>> start

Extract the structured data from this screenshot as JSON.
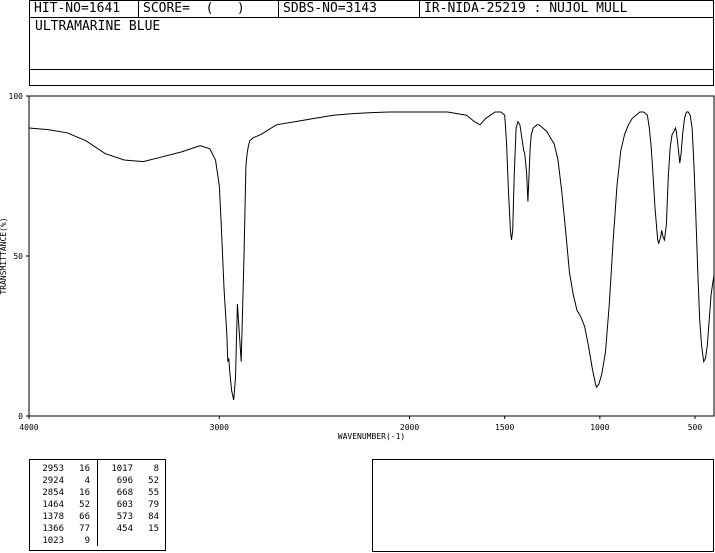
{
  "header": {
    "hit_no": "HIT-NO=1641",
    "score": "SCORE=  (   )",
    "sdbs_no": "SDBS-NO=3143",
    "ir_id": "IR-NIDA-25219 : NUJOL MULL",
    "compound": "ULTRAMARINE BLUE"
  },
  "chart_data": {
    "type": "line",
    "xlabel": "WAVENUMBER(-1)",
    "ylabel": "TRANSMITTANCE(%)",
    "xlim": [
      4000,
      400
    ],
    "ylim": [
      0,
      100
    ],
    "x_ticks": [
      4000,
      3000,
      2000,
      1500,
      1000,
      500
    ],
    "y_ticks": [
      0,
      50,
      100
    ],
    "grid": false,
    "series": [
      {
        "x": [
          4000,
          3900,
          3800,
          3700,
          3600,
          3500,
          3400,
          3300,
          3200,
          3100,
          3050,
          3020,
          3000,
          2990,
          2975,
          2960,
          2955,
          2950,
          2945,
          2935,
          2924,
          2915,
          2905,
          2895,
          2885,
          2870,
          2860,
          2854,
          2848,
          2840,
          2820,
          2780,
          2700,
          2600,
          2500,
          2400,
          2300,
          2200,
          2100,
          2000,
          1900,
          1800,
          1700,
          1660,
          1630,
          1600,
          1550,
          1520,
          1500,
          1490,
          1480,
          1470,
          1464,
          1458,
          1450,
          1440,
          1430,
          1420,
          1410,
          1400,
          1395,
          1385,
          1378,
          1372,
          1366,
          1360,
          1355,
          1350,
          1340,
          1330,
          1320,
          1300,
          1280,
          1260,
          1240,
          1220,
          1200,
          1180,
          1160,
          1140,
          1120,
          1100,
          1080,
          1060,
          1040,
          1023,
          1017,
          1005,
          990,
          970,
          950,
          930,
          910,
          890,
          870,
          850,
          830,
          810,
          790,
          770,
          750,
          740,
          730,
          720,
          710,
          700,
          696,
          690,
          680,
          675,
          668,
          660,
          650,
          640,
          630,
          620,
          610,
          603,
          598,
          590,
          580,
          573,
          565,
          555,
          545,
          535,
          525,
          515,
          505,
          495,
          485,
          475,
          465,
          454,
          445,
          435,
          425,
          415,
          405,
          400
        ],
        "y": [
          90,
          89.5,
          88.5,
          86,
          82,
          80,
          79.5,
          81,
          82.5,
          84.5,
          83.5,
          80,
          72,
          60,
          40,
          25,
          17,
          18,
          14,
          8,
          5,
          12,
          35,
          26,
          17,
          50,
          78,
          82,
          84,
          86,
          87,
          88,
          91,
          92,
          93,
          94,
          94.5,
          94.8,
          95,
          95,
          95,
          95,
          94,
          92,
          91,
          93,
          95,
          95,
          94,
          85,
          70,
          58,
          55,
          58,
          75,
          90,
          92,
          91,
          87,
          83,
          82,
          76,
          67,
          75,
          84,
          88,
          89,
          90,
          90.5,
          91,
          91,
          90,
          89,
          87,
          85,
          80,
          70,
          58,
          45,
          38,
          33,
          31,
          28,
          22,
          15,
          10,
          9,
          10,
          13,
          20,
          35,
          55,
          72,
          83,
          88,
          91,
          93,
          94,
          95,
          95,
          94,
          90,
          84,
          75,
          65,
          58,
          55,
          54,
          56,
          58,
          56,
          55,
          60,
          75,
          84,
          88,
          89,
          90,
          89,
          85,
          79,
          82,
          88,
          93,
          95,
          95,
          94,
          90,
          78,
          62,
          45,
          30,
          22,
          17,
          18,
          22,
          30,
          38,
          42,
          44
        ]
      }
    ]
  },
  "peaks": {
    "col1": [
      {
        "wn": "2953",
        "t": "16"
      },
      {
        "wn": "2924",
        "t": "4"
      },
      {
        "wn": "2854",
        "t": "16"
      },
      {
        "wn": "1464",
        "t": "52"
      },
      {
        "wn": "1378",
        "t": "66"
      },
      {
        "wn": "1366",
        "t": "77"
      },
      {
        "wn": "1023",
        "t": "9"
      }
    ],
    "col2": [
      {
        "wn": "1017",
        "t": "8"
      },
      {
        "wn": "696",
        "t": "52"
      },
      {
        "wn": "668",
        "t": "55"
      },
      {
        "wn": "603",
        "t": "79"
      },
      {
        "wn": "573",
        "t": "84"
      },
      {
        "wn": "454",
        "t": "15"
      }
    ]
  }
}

>> end

* GIVEN REQUEST:
Give back every line exactly as it stands, pictures excluded.

* REPLY TO THE TASK:
Extract the structured data from this screenshot as JSON.
{
  "header": {
    "hit_no": "HIT-NO=1641",
    "score": "SCORE=  (   )",
    "sdbs_no": "SDBS-NO=3143",
    "ir_id": "IR-NIDA-25219 : NUJOL MULL",
    "compound": "ULTRAMARINE BLUE"
  },
  "chart_data": {
    "type": "line",
    "xlabel": "WAVENUMBER(-1)",
    "ylabel": "TRANSMITTANCE(%)",
    "xlim": [
      4000,
      400
    ],
    "ylim": [
      0,
      100
    ],
    "x_ticks": [
      4000,
      3000,
      2000,
      1500,
      1000,
      500
    ],
    "y_ticks": [
      0,
      50,
      100
    ],
    "grid": false,
    "series": [
      {
        "x": [
          4000,
          3900,
          3800,
          3700,
          3600,
          3500,
          3400,
          3300,
          3200,
          3100,
          3050,
          3020,
          3000,
          2990,
          2975,
          2960,
          2955,
          2950,
          2945,
          2935,
          2924,
          2915,
          2905,
          2895,
          2885,
          2870,
          2860,
          2854,
          2848,
          2840,
          2820,
          2780,
          2700,
          2600,
          2500,
          2400,
          2300,
          2200,
          2100,
          2000,
          1900,
          1800,
          1700,
          1660,
          1630,
          1600,
          1550,
          1520,
          1500,
          1490,
          1480,
          1470,
          1464,
          1458,
          1450,
          1440,
          1430,
          1420,
          1410,
          1400,
          1395,
          1385,
          1378,
          1372,
          1366,
          1360,
          1355,
          1350,
          1340,
          1330,
          1320,
          1300,
          1280,
          1260,
          1240,
          1220,
          1200,
          1180,
          1160,
          1140,
          1120,
          1100,
          1080,
          1060,
          1040,
          1023,
          1017,
          1005,
          990,
          970,
          950,
          930,
          910,
          890,
          870,
          850,
          830,
          810,
          790,
          770,
          750,
          740,
          730,
          720,
          710,
          700,
          696,
          690,
          680,
          675,
          668,
          660,
          650,
          640,
          630,
          620,
          610,
          603,
          598,
          590,
          580,
          573,
          565,
          555,
          545,
          535,
          525,
          515,
          505,
          495,
          485,
          475,
          465,
          454,
          445,
          435,
          425,
          415,
          405,
          400
        ],
        "y": [
          90,
          89.5,
          88.5,
          86,
          82,
          80,
          79.5,
          81,
          82.5,
          84.5,
          83.5,
          80,
          72,
          60,
          40,
          25,
          17,
          18,
          14,
          8,
          5,
          12,
          35,
          26,
          17,
          50,
          78,
          82,
          84,
          86,
          87,
          88,
          91,
          92,
          93,
          94,
          94.5,
          94.8,
          95,
          95,
          95,
          95,
          94,
          92,
          91,
          93,
          95,
          95,
          94,
          85,
          70,
          58,
          55,
          58,
          75,
          90,
          92,
          91,
          87,
          83,
          82,
          76,
          67,
          75,
          84,
          88,
          89,
          90,
          90.5,
          91,
          91,
          90,
          89,
          87,
          85,
          80,
          70,
          58,
          45,
          38,
          33,
          31,
          28,
          22,
          15,
          10,
          9,
          10,
          13,
          20,
          35,
          55,
          72,
          83,
          88,
          91,
          93,
          94,
          95,
          95,
          94,
          90,
          84,
          75,
          65,
          58,
          55,
          54,
          56,
          58,
          56,
          55,
          60,
          75,
          84,
          88,
          89,
          90,
          89,
          85,
          79,
          82,
          88,
          93,
          95,
          95,
          94,
          90,
          78,
          62,
          45,
          30,
          22,
          17,
          18,
          22,
          30,
          38,
          42,
          44
        ]
      }
    ]
  },
  "peaks": {
    "col1": [
      {
        "wn": "2953",
        "t": "16"
      },
      {
        "wn": "2924",
        "t": "4"
      },
      {
        "wn": "2854",
        "t": "16"
      },
      {
        "wn": "1464",
        "t": "52"
      },
      {
        "wn": "1378",
        "t": "66"
      },
      {
        "wn": "1366",
        "t": "77"
      },
      {
        "wn": "1023",
        "t": "9"
      }
    ],
    "col2": [
      {
        "wn": "1017",
        "t": "8"
      },
      {
        "wn": "696",
        "t": "52"
      },
      {
        "wn": "668",
        "t": "55"
      },
      {
        "wn": "603",
        "t": "79"
      },
      {
        "wn": "573",
        "t": "84"
      },
      {
        "wn": "454",
        "t": "15"
      }
    ]
  }
}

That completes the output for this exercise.